[Data excerpts]
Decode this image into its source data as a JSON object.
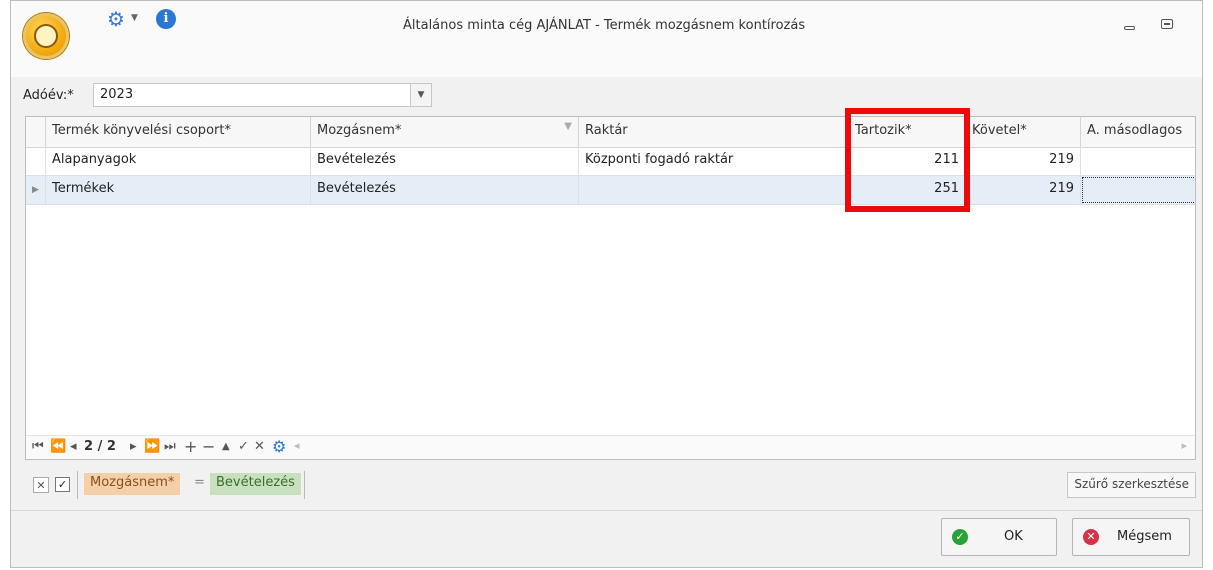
{
  "window": {
    "title": "Általános minta cég AJÁNLAT - Termék mozgásnem kontírozás",
    "icons": [
      "app-logo",
      "gear-icon",
      "info-icon",
      "minimize-icon",
      "maximize-icon"
    ],
    "info_glyph": "i"
  },
  "year": {
    "label": "Adóév:*",
    "value": "2023"
  },
  "grid": {
    "columns": [
      "Termék könyvelési csoport*",
      "Mozgásnem*",
      "Raktár",
      "Tartozik*",
      "Követel*",
      "A. másodlagos"
    ],
    "rows": [
      {
        "group": "Alapanyagok",
        "movement": "Bevételezés",
        "warehouse": "Központi fogadó raktár",
        "debit": "211",
        "credit": "219",
        "secondary": ""
      },
      {
        "group": "Termékek",
        "movement": "Bevételezés",
        "warehouse": "",
        "debit": "251",
        "credit": "219",
        "secondary": ""
      }
    ],
    "selected_row": 1
  },
  "navigator": {
    "page": "2 / 2"
  },
  "filter": {
    "field": "Mozgásnem*",
    "operator": "=",
    "value": "Bevételezés",
    "edit_label": "Szűrő szerkesztése",
    "enabled": true
  },
  "buttons": {
    "ok": "OK",
    "cancel": "Mégsem"
  },
  "colors": {
    "highlight": "#ee0a0a",
    "accent": "#2a77d4",
    "ok": "#2aa23a",
    "cancel": "#d9304a"
  }
}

__Task__
Pull out all lines from the entries above in which the word "warehouse" appears.

__Finished answer__
        "warehouse": "Központi fogadó raktár",
        "warehouse": "",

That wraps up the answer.